Exercise instructions>
Report each line of the data that has "marker" somewhere in it.

Figure dataset records:
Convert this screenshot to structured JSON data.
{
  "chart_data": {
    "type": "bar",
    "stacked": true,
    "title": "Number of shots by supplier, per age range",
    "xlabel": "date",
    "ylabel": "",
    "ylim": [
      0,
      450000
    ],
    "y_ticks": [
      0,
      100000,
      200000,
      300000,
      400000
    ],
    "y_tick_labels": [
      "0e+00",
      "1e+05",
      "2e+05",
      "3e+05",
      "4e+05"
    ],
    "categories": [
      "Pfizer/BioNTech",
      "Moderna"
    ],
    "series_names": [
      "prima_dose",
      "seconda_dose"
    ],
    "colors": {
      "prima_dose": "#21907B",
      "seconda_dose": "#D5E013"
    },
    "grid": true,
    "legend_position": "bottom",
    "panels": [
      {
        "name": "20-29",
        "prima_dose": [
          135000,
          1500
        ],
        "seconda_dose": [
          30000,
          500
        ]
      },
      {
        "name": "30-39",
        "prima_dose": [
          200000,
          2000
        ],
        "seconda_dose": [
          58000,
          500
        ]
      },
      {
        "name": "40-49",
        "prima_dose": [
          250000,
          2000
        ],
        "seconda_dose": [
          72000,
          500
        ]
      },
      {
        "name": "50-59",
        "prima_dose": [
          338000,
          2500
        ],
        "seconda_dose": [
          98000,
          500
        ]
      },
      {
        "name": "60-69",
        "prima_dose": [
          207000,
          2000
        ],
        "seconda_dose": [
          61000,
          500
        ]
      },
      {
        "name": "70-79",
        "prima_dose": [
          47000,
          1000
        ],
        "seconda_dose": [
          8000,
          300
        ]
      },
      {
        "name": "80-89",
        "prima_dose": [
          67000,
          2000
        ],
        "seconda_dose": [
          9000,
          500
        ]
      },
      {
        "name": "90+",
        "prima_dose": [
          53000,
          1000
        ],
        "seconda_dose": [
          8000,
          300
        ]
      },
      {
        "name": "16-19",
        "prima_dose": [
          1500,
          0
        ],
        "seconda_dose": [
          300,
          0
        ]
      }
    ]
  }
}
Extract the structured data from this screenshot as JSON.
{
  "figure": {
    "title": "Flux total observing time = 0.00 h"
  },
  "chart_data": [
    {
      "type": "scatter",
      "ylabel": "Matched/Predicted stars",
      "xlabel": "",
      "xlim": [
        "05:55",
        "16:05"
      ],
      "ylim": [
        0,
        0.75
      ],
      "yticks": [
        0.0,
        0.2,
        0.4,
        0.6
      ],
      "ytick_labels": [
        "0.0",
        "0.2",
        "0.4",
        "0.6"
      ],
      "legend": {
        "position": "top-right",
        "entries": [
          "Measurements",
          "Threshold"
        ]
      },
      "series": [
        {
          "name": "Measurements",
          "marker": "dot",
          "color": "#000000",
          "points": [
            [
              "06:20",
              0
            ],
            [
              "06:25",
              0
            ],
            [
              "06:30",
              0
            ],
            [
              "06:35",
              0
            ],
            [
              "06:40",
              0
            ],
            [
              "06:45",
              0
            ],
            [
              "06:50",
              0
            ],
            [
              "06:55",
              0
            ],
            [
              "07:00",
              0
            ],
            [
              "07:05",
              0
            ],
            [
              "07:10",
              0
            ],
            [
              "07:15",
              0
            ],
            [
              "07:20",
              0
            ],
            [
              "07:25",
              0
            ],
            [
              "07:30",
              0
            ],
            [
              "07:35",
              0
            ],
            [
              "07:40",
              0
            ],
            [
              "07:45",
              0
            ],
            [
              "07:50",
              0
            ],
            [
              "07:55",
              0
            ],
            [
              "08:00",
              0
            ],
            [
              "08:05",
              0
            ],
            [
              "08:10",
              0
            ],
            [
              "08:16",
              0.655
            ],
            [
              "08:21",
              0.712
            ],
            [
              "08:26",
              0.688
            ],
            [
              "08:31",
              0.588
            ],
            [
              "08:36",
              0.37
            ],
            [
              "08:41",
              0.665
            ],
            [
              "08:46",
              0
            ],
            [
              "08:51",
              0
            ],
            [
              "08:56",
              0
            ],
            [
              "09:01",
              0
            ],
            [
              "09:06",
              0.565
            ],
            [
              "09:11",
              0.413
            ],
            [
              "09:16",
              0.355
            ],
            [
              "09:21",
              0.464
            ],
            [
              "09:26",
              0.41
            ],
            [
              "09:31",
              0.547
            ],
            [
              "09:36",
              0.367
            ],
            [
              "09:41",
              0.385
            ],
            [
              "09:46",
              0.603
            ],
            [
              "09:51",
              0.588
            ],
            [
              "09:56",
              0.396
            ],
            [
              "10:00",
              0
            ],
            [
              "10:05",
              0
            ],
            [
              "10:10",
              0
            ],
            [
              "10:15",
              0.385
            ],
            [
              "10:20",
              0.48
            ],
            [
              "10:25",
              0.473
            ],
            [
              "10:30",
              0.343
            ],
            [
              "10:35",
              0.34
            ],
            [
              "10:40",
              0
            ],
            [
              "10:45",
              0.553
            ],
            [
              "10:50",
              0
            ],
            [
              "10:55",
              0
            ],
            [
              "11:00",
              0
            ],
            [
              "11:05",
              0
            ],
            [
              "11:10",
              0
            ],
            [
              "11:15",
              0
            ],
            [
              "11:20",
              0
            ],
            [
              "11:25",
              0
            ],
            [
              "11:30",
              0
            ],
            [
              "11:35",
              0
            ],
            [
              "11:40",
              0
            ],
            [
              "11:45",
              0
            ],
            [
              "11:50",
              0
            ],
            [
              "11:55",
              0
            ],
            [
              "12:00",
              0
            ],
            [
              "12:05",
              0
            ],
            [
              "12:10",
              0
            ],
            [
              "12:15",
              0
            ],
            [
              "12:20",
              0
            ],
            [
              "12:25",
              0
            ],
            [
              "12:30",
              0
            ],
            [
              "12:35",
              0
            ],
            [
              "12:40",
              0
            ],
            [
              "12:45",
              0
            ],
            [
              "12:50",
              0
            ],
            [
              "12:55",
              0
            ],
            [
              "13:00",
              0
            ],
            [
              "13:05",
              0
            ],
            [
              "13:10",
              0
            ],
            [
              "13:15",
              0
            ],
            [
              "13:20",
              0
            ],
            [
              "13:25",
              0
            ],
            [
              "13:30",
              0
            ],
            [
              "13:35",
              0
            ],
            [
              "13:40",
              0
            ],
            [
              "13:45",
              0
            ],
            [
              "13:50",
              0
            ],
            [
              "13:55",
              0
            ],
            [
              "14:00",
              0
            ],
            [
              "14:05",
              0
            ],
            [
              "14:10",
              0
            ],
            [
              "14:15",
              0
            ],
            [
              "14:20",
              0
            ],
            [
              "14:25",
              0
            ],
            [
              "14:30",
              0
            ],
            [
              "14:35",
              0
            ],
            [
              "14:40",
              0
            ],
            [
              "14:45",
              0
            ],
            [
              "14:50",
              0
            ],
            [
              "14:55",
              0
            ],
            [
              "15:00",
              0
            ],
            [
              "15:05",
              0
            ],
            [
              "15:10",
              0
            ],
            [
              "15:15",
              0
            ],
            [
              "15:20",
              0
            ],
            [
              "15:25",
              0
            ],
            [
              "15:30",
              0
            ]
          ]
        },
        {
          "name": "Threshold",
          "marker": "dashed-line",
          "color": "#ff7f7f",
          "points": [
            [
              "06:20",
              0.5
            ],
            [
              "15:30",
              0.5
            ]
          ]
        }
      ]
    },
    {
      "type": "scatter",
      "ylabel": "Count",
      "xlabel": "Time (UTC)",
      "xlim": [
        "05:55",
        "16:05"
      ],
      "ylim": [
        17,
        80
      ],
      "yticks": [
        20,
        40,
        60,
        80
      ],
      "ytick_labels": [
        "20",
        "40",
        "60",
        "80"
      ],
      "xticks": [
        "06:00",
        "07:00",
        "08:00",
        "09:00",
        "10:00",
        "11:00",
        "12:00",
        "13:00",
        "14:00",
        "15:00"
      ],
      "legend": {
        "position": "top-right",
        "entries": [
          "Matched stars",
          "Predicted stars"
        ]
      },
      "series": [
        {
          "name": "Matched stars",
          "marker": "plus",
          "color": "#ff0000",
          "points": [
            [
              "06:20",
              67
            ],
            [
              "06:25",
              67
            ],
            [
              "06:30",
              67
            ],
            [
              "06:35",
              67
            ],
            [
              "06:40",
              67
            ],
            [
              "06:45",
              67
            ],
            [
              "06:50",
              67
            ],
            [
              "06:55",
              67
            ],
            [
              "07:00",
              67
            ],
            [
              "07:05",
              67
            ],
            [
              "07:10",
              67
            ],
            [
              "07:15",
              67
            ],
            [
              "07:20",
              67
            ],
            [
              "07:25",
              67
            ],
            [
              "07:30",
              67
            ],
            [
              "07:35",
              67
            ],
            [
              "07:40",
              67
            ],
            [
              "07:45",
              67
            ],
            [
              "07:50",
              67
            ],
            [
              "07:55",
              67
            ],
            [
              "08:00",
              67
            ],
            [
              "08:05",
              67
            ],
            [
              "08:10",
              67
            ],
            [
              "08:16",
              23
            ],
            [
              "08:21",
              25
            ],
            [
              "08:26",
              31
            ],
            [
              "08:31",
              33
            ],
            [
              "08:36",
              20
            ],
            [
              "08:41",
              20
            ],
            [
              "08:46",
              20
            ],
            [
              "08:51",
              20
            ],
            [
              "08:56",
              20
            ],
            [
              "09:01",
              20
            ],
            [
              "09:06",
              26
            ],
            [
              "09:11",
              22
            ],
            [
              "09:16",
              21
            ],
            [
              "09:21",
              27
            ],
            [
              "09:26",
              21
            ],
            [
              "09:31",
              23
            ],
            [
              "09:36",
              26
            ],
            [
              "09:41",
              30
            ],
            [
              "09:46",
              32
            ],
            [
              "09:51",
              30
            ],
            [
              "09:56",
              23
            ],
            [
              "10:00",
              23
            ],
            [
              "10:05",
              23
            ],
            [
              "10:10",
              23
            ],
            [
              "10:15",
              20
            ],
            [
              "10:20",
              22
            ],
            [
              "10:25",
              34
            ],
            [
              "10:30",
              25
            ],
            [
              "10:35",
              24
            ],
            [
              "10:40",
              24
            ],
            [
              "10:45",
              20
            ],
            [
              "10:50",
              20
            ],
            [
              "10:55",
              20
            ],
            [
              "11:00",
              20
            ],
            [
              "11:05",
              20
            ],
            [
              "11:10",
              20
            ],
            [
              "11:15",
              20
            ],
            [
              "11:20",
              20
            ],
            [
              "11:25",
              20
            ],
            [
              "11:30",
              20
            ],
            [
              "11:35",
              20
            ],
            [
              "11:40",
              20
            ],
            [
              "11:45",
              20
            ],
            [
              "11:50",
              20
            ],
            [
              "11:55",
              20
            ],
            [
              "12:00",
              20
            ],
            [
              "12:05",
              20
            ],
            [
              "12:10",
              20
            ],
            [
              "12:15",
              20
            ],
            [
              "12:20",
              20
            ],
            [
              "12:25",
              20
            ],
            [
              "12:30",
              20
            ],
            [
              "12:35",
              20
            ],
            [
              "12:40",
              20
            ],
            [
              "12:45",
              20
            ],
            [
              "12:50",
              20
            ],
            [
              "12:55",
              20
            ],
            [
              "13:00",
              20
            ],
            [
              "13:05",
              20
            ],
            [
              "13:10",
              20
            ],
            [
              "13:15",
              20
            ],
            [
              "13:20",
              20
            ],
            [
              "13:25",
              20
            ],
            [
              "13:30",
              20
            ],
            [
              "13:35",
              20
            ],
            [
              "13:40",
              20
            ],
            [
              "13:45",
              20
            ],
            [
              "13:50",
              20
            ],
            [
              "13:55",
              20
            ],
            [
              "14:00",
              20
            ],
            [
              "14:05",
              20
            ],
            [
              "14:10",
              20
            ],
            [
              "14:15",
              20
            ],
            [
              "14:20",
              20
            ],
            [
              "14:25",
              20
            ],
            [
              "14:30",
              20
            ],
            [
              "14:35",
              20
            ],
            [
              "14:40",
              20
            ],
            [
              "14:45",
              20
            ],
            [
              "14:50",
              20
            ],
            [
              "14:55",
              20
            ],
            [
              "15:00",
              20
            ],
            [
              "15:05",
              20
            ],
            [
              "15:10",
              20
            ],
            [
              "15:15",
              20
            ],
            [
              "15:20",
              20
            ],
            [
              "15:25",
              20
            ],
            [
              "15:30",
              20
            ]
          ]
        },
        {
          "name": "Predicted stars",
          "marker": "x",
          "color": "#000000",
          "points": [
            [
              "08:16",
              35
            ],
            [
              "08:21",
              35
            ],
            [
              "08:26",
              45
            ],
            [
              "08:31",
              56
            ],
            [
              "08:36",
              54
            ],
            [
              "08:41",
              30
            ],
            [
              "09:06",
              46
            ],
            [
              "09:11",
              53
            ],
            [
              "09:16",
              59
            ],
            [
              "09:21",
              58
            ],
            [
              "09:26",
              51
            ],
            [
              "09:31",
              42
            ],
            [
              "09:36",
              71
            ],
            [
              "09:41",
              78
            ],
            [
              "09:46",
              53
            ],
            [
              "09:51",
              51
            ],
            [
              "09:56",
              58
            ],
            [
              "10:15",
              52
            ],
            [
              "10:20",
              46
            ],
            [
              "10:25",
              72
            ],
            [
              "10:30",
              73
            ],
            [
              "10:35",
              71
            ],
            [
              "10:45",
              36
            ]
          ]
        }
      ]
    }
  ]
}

Response to this exercise>
          "marker": "dot",
          "marker": "dashed-line",
          "marker": "plus",
          "marker": "x",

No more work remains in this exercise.